- TASK
Where does the string "freq" occur in the records below? Copy every line that holds it.

- GIVEN RECORDS
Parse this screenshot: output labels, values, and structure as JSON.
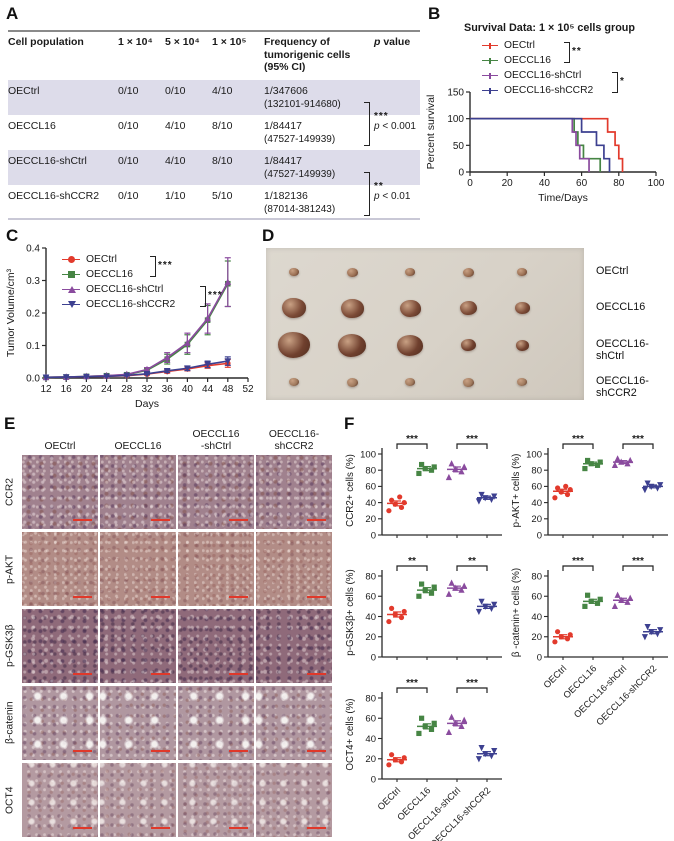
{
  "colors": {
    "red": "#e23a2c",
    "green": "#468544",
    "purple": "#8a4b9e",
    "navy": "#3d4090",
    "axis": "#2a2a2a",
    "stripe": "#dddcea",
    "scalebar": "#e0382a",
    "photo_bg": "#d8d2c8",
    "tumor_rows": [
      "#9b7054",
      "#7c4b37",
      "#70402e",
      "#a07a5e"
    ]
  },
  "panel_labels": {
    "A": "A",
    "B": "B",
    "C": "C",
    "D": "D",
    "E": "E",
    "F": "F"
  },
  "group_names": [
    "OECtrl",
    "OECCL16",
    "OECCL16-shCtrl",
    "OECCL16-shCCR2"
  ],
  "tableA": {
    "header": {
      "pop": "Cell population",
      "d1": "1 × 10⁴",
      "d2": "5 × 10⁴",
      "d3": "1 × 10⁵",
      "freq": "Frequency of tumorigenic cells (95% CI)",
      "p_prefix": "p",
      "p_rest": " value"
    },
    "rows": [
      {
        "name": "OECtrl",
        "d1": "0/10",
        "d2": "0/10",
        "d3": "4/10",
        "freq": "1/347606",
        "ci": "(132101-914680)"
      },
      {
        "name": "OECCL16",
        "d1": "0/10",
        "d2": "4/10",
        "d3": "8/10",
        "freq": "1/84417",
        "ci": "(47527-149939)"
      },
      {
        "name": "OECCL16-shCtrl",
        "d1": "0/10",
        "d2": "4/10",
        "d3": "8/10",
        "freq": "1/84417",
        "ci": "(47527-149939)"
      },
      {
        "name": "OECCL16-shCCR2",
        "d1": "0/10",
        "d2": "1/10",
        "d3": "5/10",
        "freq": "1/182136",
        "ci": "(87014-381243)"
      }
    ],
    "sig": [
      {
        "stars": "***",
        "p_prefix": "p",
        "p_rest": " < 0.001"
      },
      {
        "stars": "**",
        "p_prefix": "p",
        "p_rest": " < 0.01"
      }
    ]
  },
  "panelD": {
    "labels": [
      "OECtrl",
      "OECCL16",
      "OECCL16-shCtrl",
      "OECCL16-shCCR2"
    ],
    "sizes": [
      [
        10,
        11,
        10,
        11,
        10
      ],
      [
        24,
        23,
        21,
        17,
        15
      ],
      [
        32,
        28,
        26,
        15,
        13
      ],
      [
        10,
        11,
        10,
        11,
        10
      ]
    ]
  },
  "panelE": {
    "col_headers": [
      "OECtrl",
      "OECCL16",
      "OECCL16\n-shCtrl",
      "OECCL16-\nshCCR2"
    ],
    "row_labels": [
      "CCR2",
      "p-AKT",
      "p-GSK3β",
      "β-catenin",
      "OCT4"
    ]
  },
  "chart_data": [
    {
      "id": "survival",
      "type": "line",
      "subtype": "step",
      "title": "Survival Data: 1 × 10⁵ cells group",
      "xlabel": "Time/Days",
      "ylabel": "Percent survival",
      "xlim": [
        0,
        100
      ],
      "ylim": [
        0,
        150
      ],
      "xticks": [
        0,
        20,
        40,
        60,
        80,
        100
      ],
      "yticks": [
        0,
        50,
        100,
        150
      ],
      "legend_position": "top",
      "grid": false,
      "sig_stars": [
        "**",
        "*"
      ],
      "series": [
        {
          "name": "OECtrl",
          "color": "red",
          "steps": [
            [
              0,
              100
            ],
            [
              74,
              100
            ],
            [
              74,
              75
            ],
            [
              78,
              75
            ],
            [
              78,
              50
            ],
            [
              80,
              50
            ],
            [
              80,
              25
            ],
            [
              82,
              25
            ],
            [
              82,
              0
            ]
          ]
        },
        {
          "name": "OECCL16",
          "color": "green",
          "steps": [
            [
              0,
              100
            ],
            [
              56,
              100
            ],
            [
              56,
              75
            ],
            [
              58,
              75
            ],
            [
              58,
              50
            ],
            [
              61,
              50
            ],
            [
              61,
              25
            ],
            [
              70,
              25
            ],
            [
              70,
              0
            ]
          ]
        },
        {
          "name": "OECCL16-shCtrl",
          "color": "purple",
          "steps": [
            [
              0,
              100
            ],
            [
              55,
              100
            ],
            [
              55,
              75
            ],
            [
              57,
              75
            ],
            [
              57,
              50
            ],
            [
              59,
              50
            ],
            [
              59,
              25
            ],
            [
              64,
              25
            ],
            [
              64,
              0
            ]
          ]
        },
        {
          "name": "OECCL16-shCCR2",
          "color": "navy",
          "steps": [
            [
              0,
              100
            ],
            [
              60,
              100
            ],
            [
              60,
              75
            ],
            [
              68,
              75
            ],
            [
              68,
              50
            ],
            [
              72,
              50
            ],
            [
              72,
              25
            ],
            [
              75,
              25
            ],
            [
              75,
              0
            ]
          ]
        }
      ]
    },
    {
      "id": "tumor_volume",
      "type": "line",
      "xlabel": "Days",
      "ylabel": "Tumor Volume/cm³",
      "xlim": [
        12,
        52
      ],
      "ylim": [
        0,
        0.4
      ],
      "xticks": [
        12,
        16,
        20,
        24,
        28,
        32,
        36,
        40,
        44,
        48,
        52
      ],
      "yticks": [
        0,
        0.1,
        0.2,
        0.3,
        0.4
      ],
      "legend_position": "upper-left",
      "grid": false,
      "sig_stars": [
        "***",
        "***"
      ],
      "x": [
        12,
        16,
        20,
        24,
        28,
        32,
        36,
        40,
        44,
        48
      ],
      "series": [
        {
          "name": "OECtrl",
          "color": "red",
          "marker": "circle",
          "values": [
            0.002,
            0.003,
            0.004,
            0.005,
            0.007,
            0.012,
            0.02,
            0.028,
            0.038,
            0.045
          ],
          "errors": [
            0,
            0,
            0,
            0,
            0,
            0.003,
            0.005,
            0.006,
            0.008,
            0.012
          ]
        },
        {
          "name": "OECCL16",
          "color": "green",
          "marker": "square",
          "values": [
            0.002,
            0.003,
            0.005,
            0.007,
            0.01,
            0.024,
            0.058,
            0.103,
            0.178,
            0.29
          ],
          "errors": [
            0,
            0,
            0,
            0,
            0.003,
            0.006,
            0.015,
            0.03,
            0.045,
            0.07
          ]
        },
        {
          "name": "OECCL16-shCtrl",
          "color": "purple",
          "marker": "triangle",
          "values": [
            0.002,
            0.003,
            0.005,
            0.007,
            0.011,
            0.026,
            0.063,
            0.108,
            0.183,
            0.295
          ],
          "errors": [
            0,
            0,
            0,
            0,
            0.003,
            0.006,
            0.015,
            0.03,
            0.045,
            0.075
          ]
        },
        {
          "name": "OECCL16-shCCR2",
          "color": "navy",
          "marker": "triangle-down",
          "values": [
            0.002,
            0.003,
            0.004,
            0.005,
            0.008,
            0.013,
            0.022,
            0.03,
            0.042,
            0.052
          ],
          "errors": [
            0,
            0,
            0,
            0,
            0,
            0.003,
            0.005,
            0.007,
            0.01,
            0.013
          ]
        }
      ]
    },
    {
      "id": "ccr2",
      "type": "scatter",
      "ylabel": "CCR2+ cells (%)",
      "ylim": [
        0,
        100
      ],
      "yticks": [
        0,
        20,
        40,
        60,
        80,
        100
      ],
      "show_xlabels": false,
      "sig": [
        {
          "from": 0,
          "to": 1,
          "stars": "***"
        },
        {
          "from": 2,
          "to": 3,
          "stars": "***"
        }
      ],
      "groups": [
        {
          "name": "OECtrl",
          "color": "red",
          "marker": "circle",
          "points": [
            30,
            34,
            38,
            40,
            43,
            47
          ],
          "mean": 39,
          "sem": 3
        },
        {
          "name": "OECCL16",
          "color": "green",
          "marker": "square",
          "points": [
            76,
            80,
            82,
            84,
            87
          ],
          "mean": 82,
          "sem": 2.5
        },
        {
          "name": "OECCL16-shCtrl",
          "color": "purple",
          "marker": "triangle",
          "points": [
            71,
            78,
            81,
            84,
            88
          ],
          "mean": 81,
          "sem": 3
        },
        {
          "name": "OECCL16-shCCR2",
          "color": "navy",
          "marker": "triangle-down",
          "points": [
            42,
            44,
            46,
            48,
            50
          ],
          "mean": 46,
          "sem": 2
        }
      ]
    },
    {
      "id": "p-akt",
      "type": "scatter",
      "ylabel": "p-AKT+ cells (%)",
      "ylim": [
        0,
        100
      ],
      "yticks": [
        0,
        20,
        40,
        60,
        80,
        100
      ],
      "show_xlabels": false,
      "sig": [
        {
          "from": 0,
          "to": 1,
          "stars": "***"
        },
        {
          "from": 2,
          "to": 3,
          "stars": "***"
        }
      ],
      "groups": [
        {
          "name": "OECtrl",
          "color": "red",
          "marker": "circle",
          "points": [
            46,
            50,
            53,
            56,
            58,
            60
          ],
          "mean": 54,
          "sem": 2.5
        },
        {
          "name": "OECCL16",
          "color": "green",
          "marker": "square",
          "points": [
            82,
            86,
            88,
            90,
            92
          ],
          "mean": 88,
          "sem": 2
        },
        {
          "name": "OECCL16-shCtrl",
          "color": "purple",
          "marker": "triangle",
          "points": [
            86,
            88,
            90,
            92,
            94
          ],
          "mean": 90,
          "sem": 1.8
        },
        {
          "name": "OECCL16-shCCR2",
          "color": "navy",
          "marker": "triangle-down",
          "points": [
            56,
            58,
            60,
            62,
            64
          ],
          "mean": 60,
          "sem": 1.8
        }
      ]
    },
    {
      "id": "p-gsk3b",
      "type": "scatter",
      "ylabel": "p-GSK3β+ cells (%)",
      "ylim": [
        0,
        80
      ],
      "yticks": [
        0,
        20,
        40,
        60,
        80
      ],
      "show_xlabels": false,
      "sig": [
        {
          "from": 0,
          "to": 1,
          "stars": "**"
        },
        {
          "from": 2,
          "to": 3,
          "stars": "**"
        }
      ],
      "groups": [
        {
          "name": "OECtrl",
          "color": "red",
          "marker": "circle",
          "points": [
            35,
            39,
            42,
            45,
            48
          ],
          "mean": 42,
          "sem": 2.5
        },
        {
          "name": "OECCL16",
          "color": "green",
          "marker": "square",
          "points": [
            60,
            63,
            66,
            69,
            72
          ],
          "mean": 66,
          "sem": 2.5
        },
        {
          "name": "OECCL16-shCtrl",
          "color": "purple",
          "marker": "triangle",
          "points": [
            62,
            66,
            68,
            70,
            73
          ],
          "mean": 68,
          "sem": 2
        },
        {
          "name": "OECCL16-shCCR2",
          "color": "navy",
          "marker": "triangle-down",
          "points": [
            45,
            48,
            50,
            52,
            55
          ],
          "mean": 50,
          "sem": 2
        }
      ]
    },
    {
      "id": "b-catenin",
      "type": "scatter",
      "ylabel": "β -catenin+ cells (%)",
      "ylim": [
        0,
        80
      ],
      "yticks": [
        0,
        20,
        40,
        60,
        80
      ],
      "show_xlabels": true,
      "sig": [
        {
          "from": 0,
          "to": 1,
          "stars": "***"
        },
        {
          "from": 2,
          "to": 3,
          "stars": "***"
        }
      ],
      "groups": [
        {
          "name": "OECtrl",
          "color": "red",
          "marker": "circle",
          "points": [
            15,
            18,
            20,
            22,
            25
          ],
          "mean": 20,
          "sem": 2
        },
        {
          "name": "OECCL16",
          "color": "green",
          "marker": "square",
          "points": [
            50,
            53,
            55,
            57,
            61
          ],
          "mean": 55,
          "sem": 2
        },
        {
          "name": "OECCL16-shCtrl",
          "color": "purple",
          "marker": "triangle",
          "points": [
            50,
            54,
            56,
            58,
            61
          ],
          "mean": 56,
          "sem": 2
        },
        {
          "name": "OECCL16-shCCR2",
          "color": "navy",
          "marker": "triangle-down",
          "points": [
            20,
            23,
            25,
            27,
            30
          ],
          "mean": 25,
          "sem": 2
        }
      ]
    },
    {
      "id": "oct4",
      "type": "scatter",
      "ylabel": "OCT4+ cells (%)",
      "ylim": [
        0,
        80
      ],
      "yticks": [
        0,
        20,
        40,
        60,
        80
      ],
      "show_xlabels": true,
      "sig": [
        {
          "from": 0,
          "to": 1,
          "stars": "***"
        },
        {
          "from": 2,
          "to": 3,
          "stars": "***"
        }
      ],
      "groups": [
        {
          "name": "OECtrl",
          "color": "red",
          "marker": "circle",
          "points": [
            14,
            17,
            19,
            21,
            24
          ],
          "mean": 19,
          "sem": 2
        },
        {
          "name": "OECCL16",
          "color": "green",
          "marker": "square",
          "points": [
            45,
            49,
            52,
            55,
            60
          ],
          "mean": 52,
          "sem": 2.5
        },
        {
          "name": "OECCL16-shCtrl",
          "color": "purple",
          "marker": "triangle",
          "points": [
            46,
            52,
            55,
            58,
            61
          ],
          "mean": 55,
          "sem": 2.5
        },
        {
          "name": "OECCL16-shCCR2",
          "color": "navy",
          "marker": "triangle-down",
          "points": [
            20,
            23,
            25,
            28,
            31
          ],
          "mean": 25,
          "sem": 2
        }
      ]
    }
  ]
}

- EXERCISE RESULT
      "freq": "Frequency of tumorigenic cells (95% CI)",
        "freq": "1/347606",
        "freq": "1/84417",
        "freq": "1/84417",
        "freq": "1/182136",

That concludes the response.